+++ Stored data +++

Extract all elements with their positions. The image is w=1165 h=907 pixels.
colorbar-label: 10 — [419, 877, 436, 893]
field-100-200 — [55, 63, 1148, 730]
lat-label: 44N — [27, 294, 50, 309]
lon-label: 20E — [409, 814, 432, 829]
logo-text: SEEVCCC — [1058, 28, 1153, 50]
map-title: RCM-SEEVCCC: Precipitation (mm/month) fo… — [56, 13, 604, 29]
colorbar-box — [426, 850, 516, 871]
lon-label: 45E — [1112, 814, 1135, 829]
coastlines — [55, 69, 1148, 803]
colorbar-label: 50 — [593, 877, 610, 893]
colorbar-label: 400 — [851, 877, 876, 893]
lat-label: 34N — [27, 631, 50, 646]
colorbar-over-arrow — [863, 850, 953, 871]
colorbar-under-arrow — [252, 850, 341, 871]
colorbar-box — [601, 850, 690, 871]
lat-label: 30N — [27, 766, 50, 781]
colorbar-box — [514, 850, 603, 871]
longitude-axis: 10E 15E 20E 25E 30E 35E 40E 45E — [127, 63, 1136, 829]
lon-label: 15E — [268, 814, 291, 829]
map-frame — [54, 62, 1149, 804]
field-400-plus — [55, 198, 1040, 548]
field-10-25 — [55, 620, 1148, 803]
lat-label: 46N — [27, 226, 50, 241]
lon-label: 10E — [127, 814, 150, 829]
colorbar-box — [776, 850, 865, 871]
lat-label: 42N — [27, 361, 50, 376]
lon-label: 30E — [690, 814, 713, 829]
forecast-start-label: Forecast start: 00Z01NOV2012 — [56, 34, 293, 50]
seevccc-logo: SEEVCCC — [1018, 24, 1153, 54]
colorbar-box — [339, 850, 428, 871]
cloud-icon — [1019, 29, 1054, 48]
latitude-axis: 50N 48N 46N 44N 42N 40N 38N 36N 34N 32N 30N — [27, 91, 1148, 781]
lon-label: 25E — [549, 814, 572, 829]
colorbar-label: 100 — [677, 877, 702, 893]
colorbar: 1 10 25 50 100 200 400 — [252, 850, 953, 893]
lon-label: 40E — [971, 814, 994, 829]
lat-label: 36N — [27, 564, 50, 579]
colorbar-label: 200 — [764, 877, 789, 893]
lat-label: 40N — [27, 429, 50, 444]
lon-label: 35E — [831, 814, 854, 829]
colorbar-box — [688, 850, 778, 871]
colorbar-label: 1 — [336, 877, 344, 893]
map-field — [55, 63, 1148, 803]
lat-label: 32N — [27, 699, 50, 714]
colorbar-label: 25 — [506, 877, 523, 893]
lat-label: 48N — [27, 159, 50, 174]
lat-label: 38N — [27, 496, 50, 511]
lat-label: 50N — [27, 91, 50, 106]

+++

_What needs to be done_: Copy out the lines above from the first one down to the line containing "colorbar-over-arrow — [863, 850, 953, 871]", including both of those lines.

_Correct result_:
Extract all elements with their positions. The image is w=1165 h=907 pixels.
colorbar-label: 10 — [419, 877, 436, 893]
field-100-200 — [55, 63, 1148, 730]
lat-label: 44N — [27, 294, 50, 309]
lon-label: 20E — [409, 814, 432, 829]
logo-text: SEEVCCC — [1058, 28, 1153, 50]
map-title: RCM-SEEVCCC: Precipitation (mm/month) fo… — [56, 13, 604, 29]
colorbar-box — [426, 850, 516, 871]
lon-label: 45E — [1112, 814, 1135, 829]
coastlines — [55, 69, 1148, 803]
colorbar-label: 50 — [593, 877, 610, 893]
colorbar-label: 400 — [851, 877, 876, 893]
lat-label: 34N — [27, 631, 50, 646]
colorbar-over-arrow — [863, 850, 953, 871]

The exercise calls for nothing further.